> _TO DO_
Read the listing below and copy out every line that holds "weight".

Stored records
———

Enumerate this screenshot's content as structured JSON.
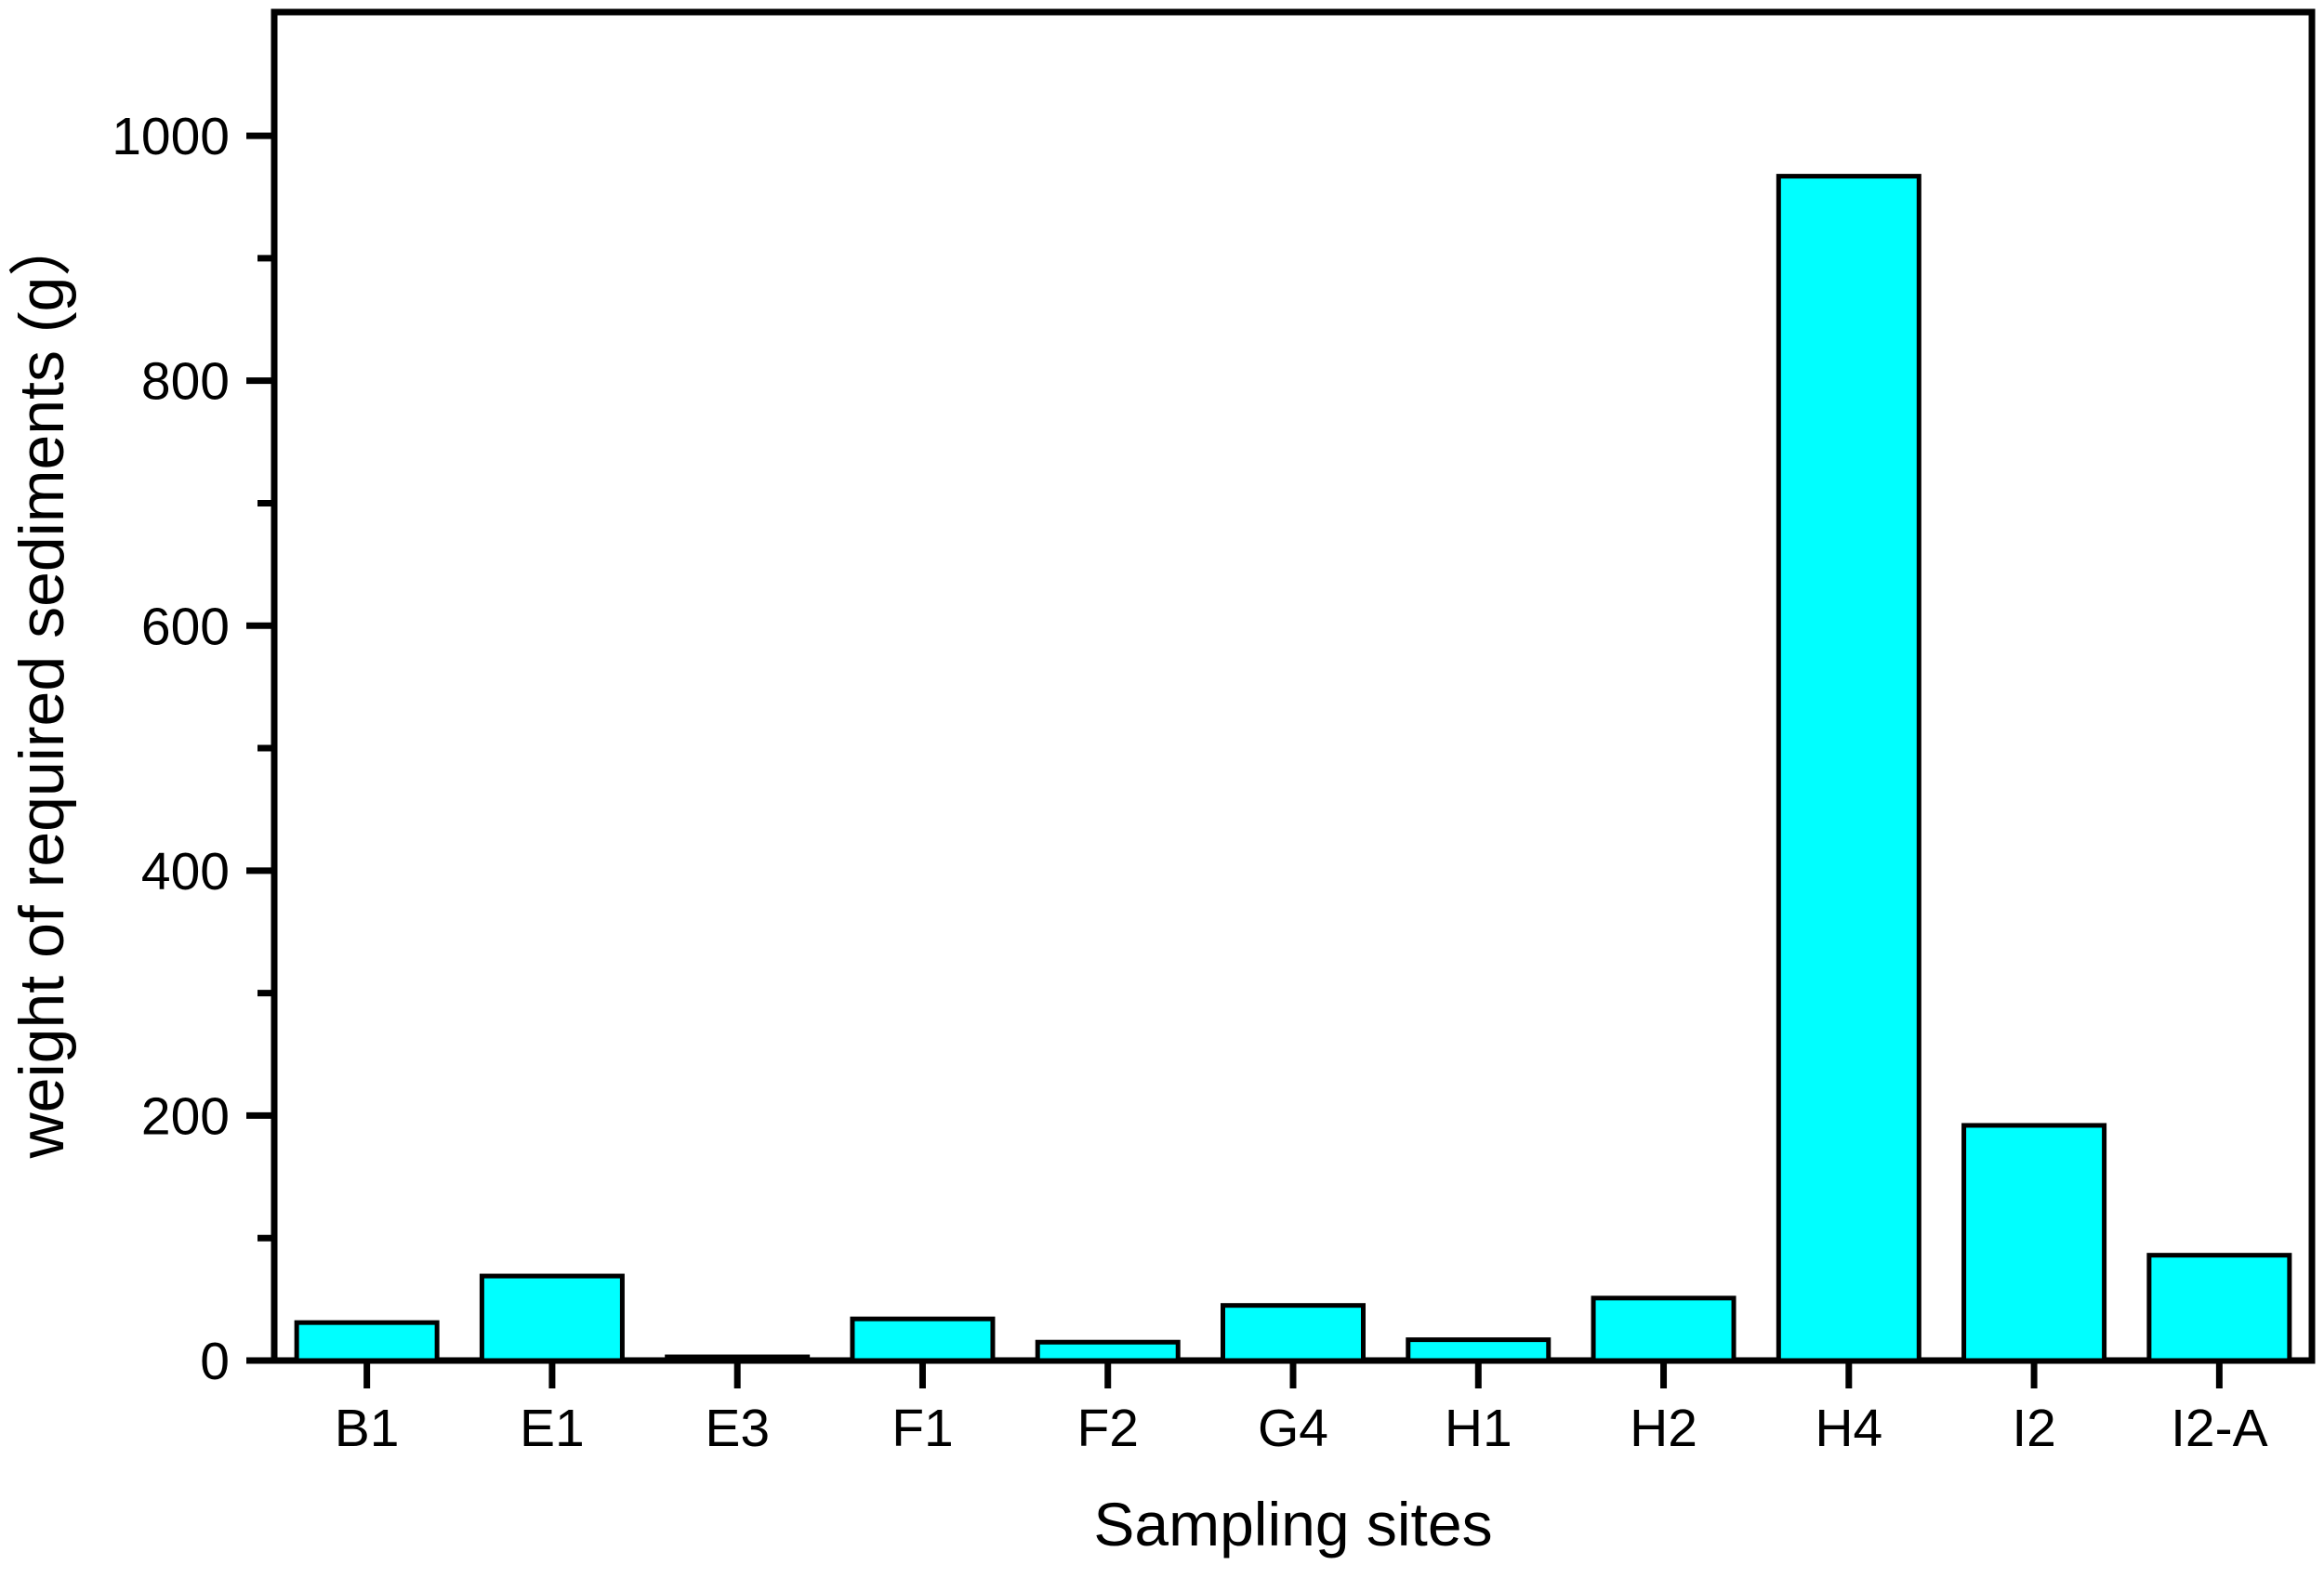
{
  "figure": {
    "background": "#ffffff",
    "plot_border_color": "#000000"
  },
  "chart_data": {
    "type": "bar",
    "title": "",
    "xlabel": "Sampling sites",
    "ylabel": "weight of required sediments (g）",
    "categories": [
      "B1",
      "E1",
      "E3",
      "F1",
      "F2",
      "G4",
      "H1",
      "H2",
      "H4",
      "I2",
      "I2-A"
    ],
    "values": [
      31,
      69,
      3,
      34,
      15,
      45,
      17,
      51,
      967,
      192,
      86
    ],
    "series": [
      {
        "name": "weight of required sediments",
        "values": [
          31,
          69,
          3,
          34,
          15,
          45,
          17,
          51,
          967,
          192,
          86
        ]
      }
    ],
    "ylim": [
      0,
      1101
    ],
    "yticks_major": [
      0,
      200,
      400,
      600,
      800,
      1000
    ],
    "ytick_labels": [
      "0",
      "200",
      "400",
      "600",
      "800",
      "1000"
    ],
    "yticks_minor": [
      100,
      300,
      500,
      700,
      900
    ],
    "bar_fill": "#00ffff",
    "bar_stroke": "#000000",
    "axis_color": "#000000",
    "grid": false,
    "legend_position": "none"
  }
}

———

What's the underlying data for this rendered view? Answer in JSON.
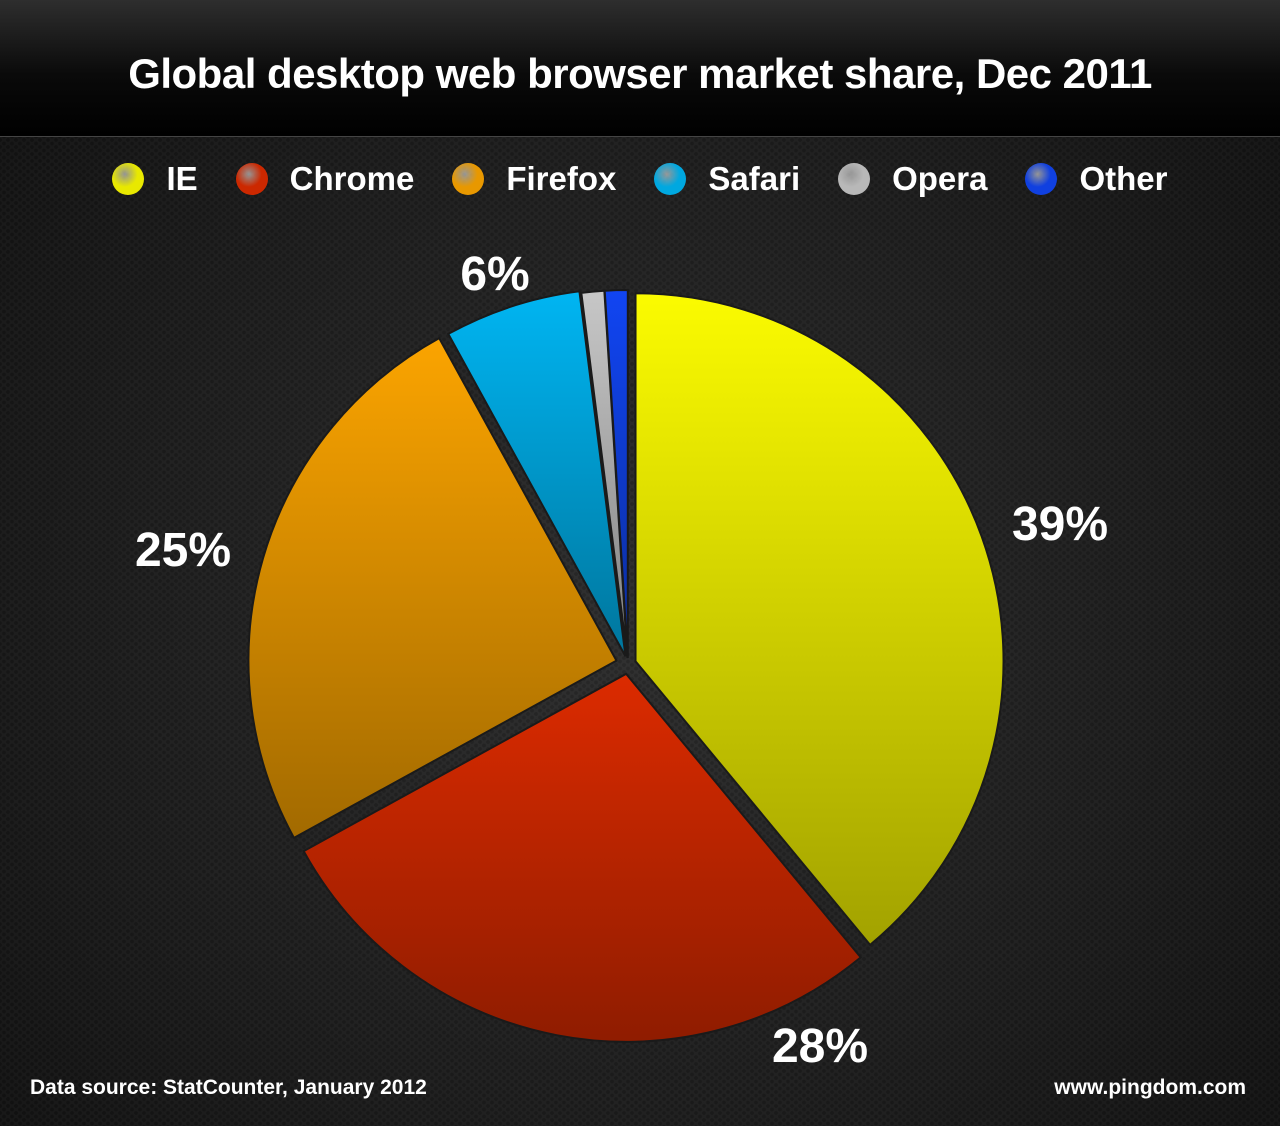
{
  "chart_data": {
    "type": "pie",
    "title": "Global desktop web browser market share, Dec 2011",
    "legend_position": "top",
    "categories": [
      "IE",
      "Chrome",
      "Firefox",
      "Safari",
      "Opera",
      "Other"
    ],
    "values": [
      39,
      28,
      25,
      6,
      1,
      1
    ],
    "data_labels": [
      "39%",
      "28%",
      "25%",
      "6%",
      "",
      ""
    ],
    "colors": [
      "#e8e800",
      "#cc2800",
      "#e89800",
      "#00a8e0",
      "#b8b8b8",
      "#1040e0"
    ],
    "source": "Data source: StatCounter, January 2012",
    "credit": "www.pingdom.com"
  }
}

———

> _RESPONSE_
    "ylabel": "weight of required sediments (g）",
        "name": "weight of required sediments",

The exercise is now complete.